◆ Supplied material
■ ■ ■

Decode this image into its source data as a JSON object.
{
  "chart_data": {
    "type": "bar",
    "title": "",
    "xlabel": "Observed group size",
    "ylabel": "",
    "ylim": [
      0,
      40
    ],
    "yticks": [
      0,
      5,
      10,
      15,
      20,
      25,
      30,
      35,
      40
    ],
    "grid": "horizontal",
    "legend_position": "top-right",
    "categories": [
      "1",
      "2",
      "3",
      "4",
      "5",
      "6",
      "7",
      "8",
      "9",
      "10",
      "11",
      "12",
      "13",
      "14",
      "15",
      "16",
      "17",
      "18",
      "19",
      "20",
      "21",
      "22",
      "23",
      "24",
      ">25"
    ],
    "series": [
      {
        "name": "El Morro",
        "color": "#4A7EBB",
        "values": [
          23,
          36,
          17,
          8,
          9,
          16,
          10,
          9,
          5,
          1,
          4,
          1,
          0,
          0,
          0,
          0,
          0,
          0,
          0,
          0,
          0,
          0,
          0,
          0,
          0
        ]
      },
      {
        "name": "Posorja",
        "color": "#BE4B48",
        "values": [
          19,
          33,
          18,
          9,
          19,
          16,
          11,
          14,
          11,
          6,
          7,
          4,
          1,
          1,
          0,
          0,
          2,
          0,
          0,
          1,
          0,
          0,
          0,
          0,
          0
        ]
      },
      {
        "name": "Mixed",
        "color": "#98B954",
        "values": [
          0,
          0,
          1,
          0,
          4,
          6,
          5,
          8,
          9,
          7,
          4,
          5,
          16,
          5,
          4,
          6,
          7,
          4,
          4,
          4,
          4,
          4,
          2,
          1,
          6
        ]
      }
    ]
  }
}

■ ■ ■

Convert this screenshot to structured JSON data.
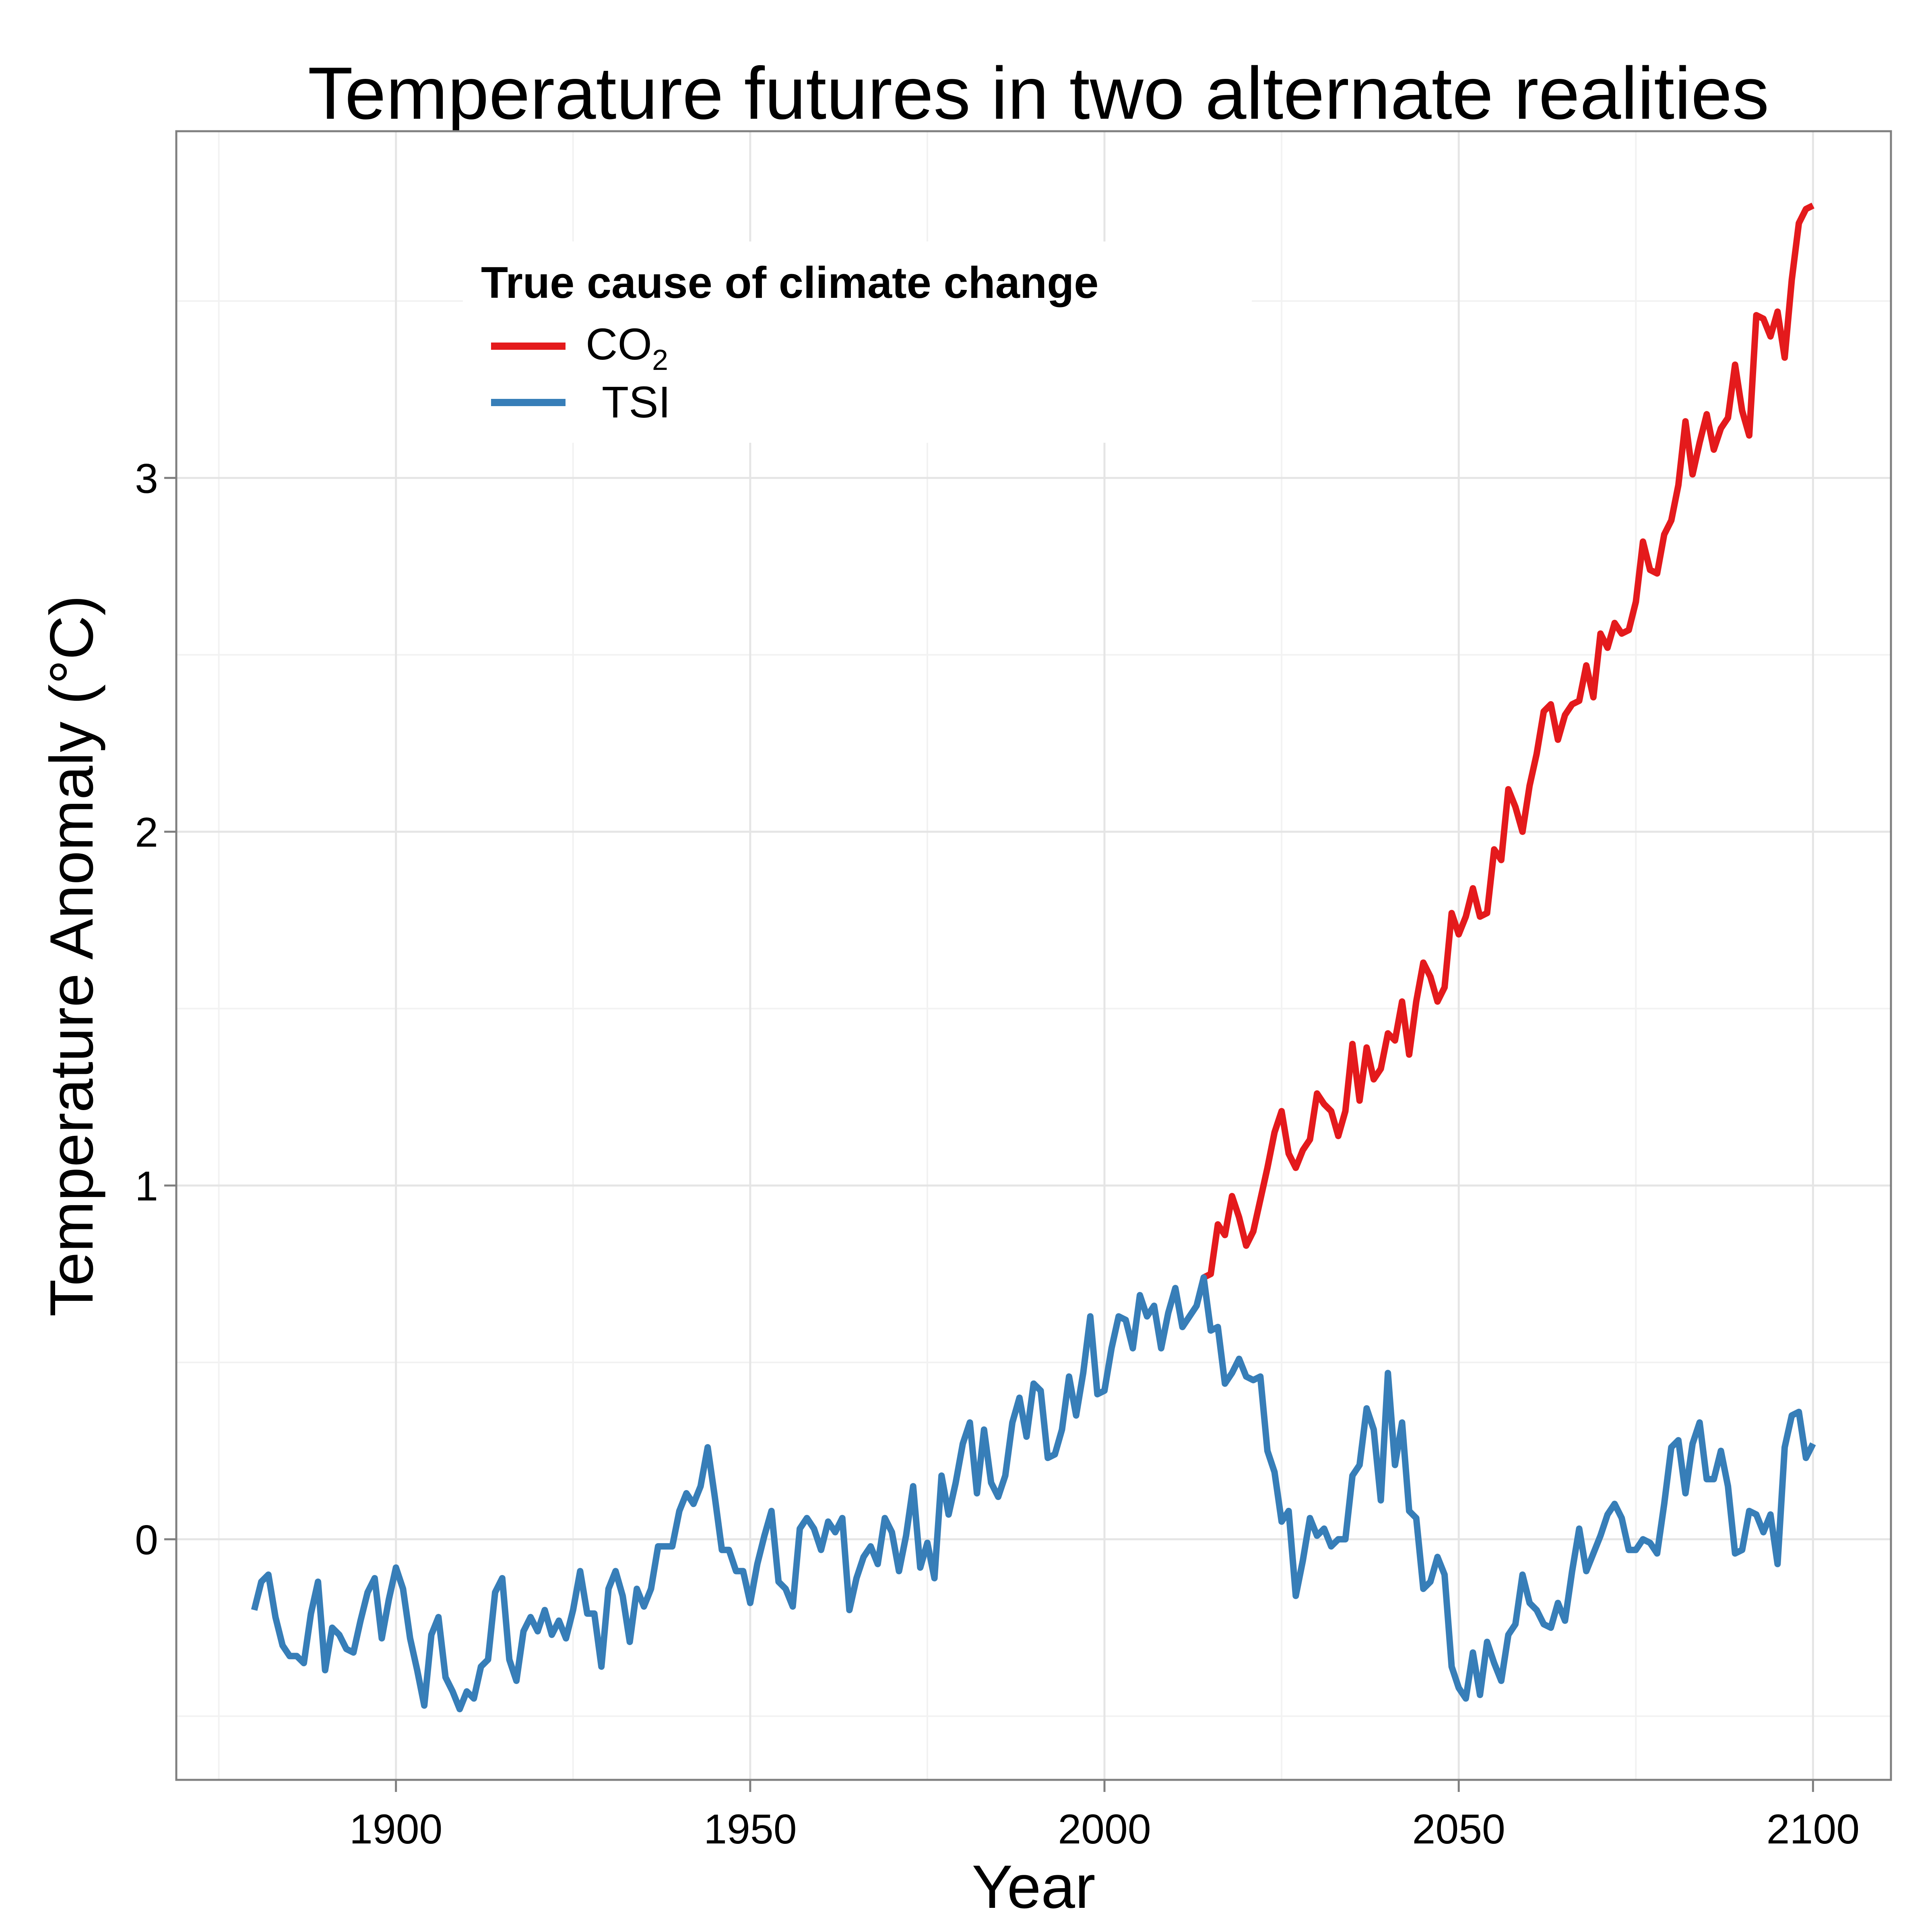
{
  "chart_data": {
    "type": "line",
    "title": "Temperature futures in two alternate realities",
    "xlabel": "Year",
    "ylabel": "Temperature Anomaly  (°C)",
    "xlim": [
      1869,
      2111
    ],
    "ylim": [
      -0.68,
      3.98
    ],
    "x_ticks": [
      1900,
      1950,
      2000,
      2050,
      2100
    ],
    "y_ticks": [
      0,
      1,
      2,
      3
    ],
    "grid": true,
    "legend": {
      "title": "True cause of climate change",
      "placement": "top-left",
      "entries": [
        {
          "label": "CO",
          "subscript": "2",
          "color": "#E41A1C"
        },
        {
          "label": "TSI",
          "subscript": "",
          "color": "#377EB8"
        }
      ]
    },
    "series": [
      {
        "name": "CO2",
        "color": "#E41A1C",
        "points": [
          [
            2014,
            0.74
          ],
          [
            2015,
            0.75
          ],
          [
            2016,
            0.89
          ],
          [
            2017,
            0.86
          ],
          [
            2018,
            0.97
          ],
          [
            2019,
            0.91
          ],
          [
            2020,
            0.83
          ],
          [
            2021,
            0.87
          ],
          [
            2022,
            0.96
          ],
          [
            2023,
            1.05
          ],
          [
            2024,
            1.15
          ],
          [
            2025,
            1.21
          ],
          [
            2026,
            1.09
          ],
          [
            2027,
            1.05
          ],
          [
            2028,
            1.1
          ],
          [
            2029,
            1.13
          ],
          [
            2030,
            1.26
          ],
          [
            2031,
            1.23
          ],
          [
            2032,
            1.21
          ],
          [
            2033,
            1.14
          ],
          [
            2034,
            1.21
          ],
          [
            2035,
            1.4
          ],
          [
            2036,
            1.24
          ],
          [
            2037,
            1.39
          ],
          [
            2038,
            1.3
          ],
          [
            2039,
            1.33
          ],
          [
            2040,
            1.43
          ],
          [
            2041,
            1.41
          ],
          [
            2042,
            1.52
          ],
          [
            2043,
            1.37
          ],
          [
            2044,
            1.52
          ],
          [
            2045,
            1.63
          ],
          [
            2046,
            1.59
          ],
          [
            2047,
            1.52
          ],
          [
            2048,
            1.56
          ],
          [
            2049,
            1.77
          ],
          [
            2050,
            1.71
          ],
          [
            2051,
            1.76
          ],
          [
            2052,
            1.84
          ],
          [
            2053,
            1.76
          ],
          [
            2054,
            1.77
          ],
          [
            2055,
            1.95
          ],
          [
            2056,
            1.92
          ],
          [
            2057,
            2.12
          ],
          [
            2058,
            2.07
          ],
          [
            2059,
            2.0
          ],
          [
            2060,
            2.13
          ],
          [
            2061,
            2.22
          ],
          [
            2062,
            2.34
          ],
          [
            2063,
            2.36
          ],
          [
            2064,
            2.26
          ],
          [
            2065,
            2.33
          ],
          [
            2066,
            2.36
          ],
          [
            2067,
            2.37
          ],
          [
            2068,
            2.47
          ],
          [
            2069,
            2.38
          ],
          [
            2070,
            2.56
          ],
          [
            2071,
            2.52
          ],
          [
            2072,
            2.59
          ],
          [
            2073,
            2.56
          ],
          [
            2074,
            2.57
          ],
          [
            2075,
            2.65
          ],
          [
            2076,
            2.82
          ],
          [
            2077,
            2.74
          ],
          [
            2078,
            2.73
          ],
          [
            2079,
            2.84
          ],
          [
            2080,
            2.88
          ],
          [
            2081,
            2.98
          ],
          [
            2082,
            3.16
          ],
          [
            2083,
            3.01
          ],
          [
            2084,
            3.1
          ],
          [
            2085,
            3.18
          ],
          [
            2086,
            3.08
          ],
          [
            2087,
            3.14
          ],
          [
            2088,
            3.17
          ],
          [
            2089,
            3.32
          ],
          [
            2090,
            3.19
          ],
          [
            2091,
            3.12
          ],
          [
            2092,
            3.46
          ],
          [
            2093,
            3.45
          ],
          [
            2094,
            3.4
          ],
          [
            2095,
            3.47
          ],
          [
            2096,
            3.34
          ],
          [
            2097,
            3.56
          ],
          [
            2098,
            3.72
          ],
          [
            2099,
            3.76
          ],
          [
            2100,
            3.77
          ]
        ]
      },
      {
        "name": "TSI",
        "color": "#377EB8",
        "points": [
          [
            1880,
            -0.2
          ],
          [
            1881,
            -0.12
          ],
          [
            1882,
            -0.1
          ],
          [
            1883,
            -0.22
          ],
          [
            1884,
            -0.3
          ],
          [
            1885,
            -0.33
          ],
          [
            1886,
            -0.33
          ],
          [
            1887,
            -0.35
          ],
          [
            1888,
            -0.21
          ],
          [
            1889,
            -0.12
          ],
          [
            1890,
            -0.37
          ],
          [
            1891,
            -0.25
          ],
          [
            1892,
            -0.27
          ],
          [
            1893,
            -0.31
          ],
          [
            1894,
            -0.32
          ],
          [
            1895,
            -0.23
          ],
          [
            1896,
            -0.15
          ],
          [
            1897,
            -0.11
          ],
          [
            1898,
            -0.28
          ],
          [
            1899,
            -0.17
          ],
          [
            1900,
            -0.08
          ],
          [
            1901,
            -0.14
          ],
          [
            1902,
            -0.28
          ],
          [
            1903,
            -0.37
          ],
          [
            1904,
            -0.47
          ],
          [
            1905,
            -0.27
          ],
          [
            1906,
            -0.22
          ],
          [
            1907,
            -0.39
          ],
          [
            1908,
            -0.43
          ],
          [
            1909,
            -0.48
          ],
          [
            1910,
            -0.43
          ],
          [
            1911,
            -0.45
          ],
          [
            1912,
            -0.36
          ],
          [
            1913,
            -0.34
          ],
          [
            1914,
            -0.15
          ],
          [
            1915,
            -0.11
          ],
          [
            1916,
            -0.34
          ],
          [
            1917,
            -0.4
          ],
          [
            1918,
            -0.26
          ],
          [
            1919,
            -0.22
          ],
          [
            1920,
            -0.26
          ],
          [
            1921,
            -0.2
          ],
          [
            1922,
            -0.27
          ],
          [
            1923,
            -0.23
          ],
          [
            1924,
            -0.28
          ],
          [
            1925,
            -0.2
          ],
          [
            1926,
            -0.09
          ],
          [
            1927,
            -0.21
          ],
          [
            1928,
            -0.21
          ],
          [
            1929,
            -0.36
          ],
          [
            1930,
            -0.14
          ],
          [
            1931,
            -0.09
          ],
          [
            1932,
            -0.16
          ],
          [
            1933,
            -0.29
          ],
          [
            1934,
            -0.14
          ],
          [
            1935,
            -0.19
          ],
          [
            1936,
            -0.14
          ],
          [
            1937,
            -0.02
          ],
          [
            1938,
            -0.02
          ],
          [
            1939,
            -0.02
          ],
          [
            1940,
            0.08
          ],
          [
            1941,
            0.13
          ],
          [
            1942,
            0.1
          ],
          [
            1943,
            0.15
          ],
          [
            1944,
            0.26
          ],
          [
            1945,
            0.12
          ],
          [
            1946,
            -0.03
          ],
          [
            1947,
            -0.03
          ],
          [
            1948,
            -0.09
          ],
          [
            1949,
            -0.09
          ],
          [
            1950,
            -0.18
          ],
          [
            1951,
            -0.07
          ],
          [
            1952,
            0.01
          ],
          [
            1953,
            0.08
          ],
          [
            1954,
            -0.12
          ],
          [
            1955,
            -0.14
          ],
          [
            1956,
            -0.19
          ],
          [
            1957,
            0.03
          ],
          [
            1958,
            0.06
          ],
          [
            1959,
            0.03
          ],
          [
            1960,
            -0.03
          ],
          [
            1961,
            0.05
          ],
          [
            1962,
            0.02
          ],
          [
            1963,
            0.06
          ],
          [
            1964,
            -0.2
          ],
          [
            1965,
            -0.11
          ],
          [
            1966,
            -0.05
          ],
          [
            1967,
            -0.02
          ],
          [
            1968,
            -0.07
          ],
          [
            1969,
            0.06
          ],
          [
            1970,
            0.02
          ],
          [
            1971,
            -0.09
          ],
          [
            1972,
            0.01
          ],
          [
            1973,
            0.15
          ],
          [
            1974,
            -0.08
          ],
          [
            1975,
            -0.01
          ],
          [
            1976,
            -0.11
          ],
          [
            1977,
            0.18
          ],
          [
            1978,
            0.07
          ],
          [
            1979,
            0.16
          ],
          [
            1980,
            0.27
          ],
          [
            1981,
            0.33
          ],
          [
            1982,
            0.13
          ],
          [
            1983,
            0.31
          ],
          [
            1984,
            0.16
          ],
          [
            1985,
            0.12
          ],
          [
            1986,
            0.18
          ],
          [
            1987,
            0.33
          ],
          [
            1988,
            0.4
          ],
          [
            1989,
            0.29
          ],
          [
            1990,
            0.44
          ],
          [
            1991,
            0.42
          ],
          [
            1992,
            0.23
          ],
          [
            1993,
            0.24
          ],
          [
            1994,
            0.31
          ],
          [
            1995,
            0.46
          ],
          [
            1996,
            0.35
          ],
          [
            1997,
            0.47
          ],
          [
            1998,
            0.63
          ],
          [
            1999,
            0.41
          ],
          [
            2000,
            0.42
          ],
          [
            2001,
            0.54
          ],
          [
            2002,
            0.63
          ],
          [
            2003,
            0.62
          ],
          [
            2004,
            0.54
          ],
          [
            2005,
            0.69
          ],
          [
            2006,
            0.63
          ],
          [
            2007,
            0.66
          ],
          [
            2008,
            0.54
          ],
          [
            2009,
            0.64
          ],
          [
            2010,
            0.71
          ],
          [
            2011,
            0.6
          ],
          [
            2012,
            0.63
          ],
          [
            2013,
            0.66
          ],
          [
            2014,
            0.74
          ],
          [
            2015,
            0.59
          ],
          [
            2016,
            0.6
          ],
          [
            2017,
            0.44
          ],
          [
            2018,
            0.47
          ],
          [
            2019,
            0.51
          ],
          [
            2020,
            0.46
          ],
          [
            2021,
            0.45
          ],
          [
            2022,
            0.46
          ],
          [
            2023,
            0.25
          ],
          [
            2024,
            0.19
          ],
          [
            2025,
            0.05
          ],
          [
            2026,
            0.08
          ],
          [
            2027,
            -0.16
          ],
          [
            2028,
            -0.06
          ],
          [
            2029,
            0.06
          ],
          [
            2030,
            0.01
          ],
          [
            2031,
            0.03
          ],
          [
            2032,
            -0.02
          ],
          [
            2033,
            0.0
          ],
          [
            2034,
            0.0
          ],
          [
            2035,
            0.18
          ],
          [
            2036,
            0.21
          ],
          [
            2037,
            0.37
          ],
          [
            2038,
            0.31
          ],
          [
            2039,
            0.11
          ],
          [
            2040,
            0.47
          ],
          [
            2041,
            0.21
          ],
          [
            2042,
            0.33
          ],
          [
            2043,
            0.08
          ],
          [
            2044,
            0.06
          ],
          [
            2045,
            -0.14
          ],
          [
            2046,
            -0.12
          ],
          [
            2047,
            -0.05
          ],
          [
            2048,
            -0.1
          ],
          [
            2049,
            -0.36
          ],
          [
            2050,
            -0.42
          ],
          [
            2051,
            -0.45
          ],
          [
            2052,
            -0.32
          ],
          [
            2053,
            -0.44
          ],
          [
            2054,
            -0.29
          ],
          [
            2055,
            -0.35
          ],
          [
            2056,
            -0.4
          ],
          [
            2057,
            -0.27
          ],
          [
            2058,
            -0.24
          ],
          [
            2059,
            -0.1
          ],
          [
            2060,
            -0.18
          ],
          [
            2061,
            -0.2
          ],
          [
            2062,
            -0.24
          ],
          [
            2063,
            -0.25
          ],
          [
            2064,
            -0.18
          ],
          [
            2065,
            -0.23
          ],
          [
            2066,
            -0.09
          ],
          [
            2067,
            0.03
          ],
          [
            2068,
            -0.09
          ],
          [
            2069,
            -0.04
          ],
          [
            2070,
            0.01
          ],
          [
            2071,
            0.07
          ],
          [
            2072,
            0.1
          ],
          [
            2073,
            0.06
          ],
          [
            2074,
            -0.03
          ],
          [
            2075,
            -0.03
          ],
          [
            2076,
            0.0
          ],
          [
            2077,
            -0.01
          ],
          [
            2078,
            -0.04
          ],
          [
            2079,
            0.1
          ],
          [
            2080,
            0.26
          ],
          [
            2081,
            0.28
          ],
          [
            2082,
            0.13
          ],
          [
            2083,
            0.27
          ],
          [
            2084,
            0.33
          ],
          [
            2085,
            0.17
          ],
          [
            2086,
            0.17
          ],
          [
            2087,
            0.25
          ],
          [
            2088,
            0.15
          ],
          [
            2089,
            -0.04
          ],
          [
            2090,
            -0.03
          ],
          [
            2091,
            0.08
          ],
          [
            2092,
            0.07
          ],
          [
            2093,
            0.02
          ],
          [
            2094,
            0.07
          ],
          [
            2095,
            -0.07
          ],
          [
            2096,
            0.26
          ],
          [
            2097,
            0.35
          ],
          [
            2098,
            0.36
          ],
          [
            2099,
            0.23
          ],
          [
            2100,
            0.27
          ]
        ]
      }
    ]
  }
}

■ ■ ■

Return each line of the listing that holds the string "Temperature".

    "title": "Temperature futures in two alternate realities",
    "ylabel": "Temperature Anomaly  (°C)",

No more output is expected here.